### GIVEN RECORDS
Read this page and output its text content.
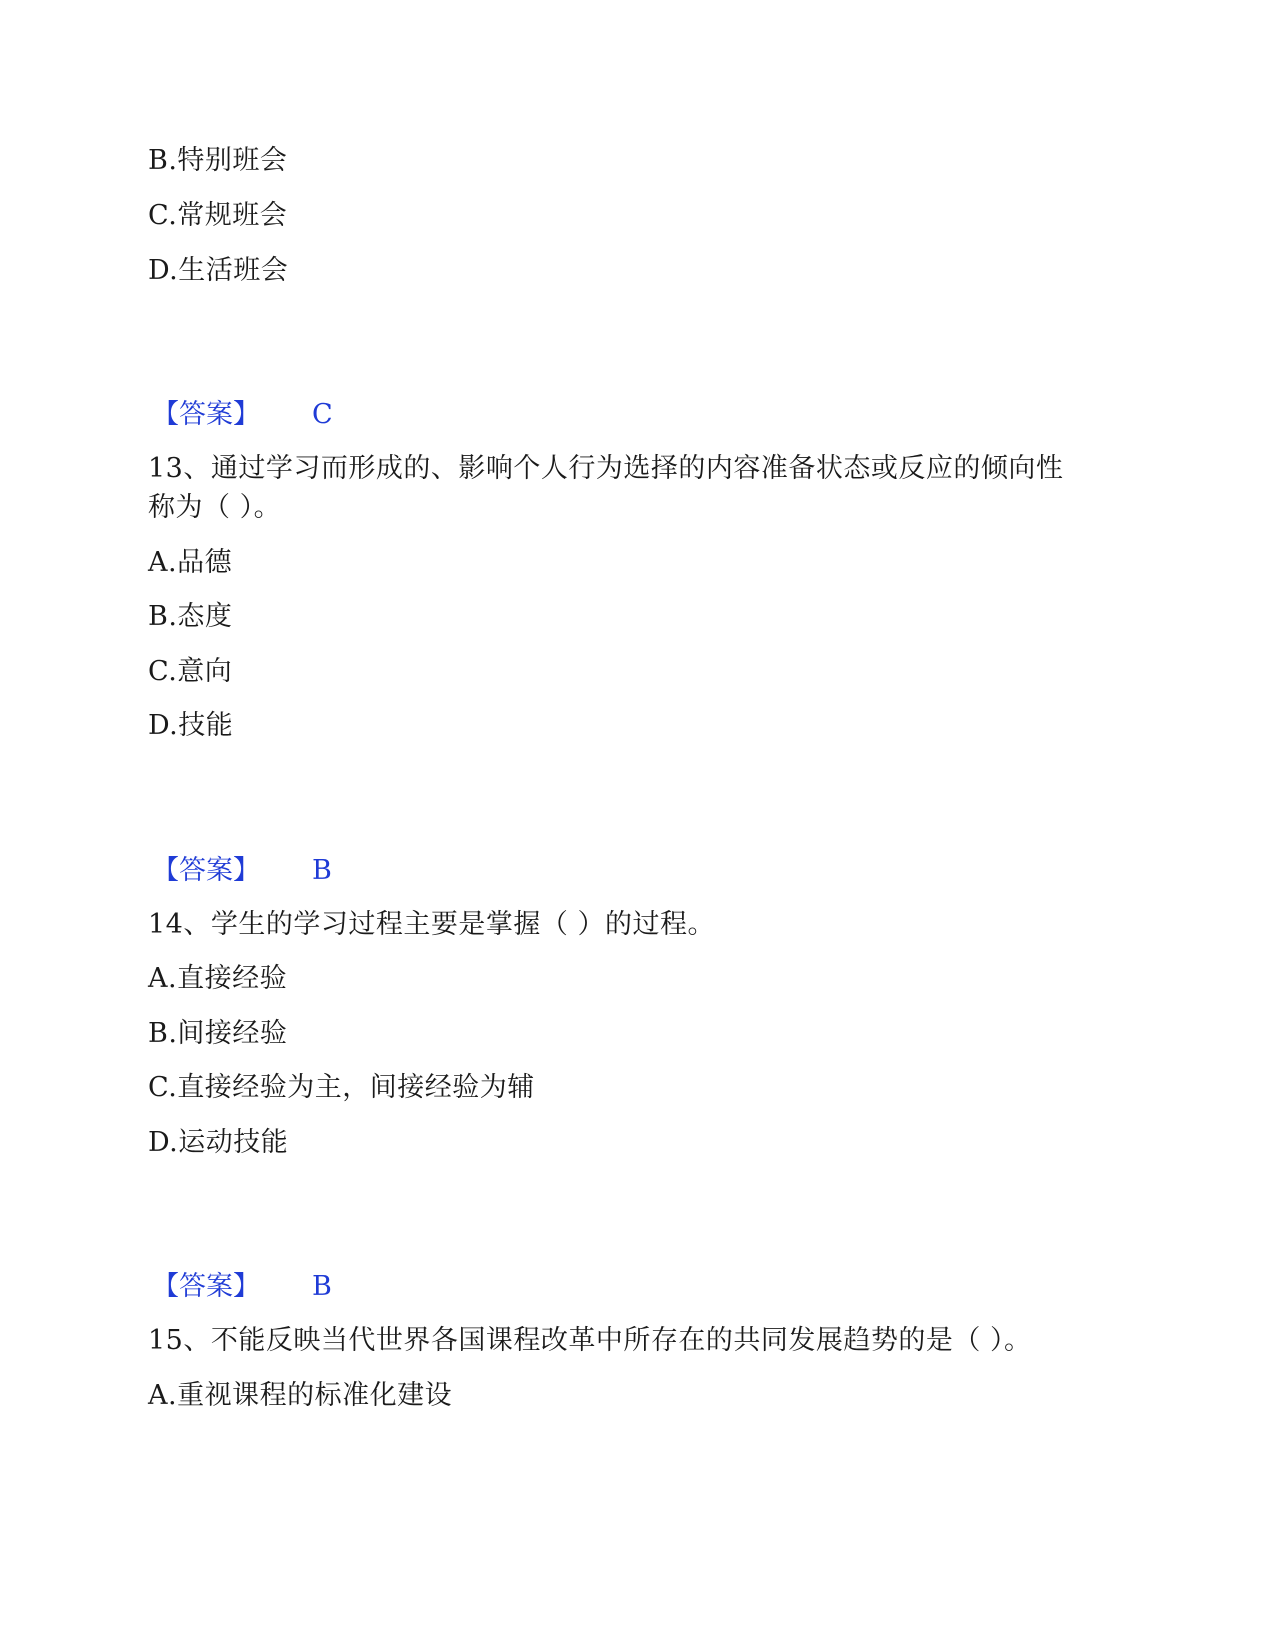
B.特别班会
C.常规班会
D.生活班会
【答案】 C
13、通过学习而形成的、影响个人行为选择的内容准备状态或反应的倾向性
称为（ ）。
A.品德
B.态度
C.意向
D.技能
【答案】 B
14、学生的学习过程主要是掌握（ ）的过程。
A.直接经验
B.间接经验
C.直接经验为主，间接经验为辅
D.运动技能
【答案】 B
15、不能反映当代世界各国课程改革中所存在的共同发展趋势的是（ ）。
A.重视课程的标准化建设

### TASK TO CARRY OUT
Print the records word for word and exclude any picture they hold.

### FINISHED TASK
Read this page and output its text content.
B.特别班会
C.常规班会
D.生活班会
【答案】 C
13、通过学习而形成的、影响个人行为选择的内容准备状态或反应的倾向性
称为（ ）。
A.品德
B.态度
C.意向
D.技能
【答案】 B
14、学生的学习过程主要是掌握（ ）的过程。
A.直接经验
B.间接经验
C.直接经验为主，间接经验为辅
D.运动技能
【答案】 B
15、不能反映当代世界各国课程改革中所存在的共同发展趋势的是（ ）。
A.重视课程的标准化建设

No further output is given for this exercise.